__Sección de texto__.
----
Buscan la inversión publicitaria y ésta acude en función del audimat, no del
aburrimiento del público que, para empezar, no se mide.
La TV pública debería ser la
excepción y responder a la demanda de espectadores cuyos gustos nadie considera
y de cuya satisfacción nadie se preocupa. Programar lo que nadie programa pero
que, por diversos motivos, puede interesar a bastante gente.
Tercero
Otro tema que se oculta
cuidadosamente es lo que cuesta la TV al ciudadano. Rara vez se habla de la
parte de televisión que cualquiera -espectador o no- paga con cada producto que
compra y que, indefectiblemente, incluye en su precio la maravillosa campaña
que nos ha inducido a comprarlo. El 4,4 % en cualquier par de zapatillas Nike.
Más de treinta mil pesetas en un modelo de coche barato. Como consecuencia de
esta "omertá", los televidentes piensan que la televisión es gratuita.
Este engaño tiene un efecto muy perverso: impide que se crean con derecho a
exigir nada. Parece mentira pero así es. La misma obnubilación se padece
también con las cadenas públicas a pesar de que las pagamos por partida doble.
¿Quien está al corriente de cuánto cuesta a cada ciudadano (entre impuestos y
publicidad) mantener cadenas públicas que no ofrecen nada realmente distinto de
las otras? ¿O alguien piensa que la alternativa al fútbol es el baloncesto y la
alternativa a un cutre telefilm estadounidense es un documental?
Eso sin mencionar lo que pagamos
en tiempo. A veces, ronda una tercera parte del que empleamos viendo la TV (ya
que, como es bien sabido, nadie respeta la ley de publicidad). Durante 1996
(según Zenith Media) cada español vio 22.692 spots. Como su duración es, por término medio, de 20,4 segundos, el
televidente pasó 5,3 días de ese año viendo anuncios. Según Servimedia, las
cadenas de televisión emitieron durante el pasado mes de diciembre 4018
anuncios diarios. Cada una dedicó más de 4 horas de su programación cotidiana a
publicidad, concentrada, sin duda, en los momentos de mayor audiencia.
----
__Instrucciones de trabajo__.
(a) Responde según el texto sobre la televisión:
(i) ¿Qué porcentaje del precio de cualquier par de zapatillas Nike corresponde a la publicidad?
(ii) Según Zenith Media, ¿cuántos spots vio cada español durante 1996?
(iii) Según Servimedia, ¿cuántos anuncios diarios emitieron las cadenas de televisión en diciembre?
(b) Escribe una continuación del texto sobre la televisión a partir de su última frase.

__Sección de datos__.
----
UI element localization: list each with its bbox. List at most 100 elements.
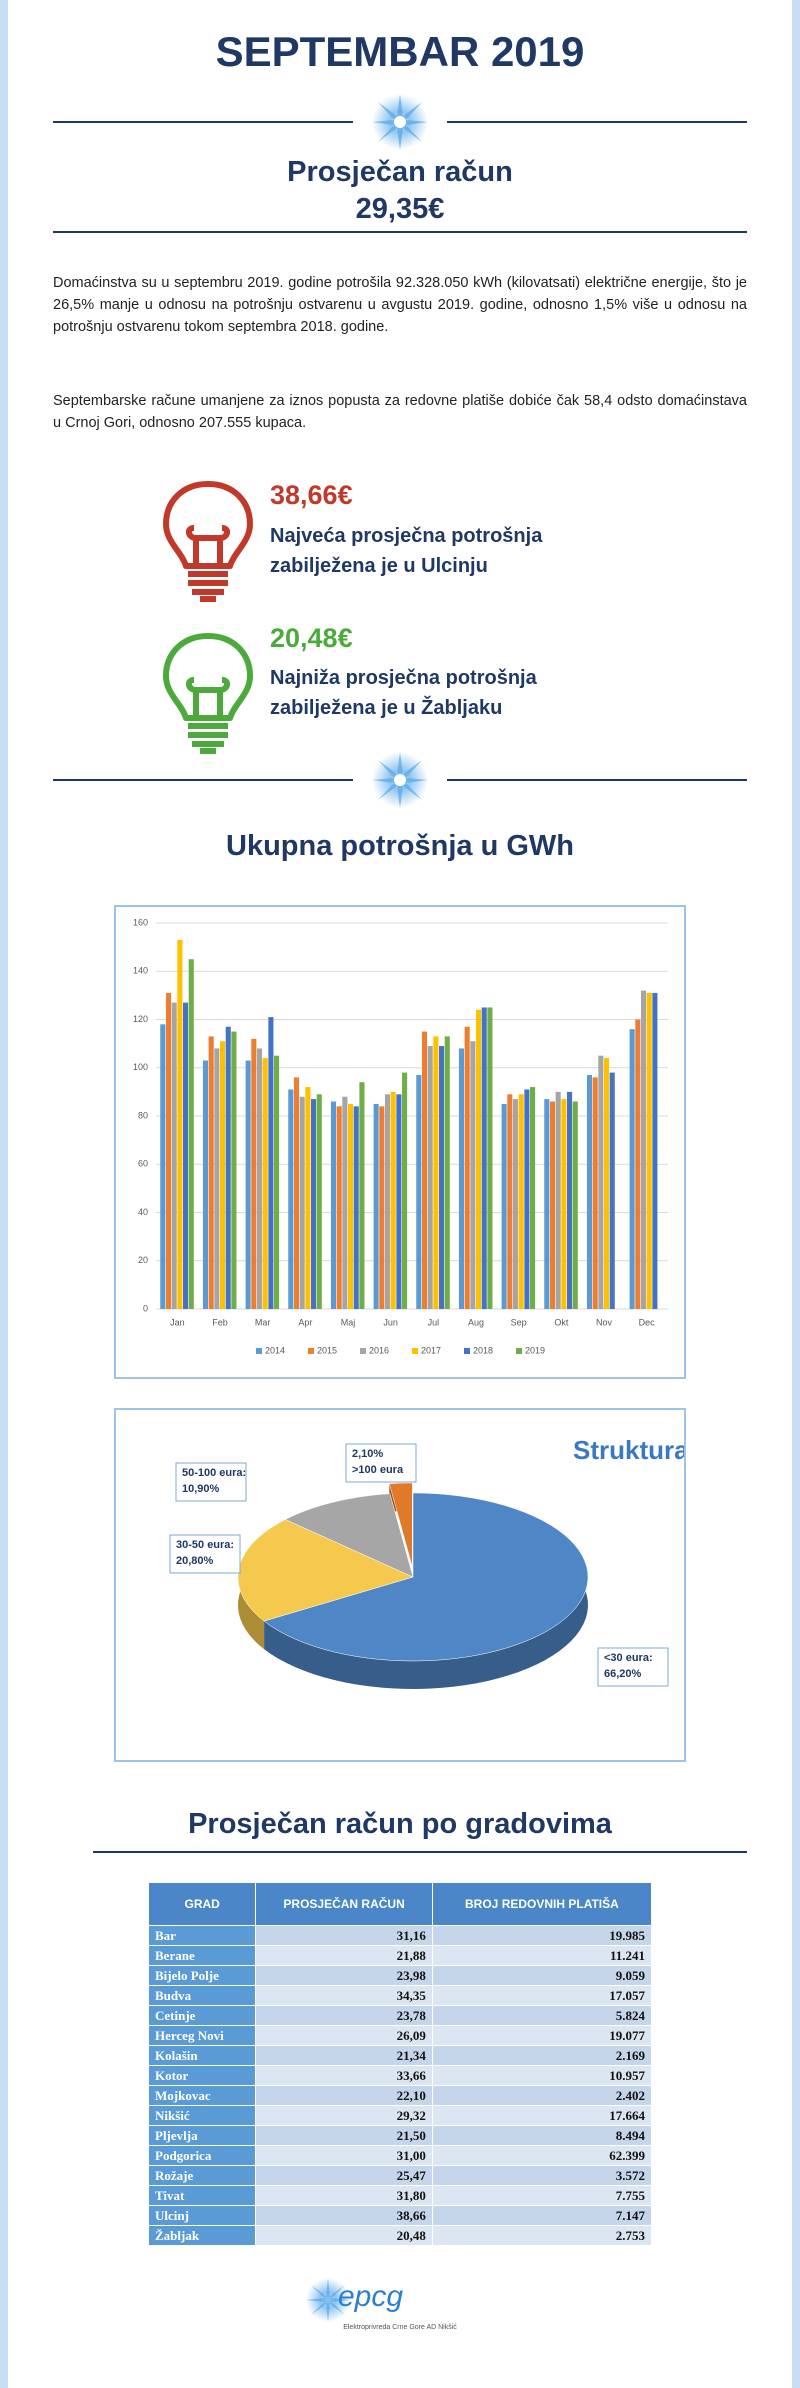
----
__Respuestas dadas__.
(a)
(i) El 4,4 %.
(ii) 22.692 spots.
(iii) 4018 anuncios diarios.

(b)
Cadenas generalistas y temáticas
En vista del panorama cabe
preguntarse ¿para qué queremos mantener una Televisión pública que no aporta nada
distinto de que lo ya ofrecen las otras cadenas y que pagamos, sin embargo, por
partida doble?
Hay, además, quien opina que las
cadenas generalistas están irremediablemente condenadas a la espantosa realidad
que conocemos. Sería, pues, inútil luchar contra ello. Dejémoslas por
imposibles y refugiémonos en las temáticas.
Pero como señala Dominique
Wolton, las cadenas temáticas sólo atraen a un determinado público. Los
abonados y televidentes de las diferentes cadenas temáticas coinciden
extraordinariamente con las diferentes capas sociales y culturales. Al analizar
su público se obtiene una proyección de las desigualdades de nuestra sociedad.
Por ello Wolton defiende la idea de una TV generalista de calidad que, desde su
punto de vista, puede convertirse en importante factor de cohesión social nada
desdeñable en una sociedad individualista de masas, como la nuestra.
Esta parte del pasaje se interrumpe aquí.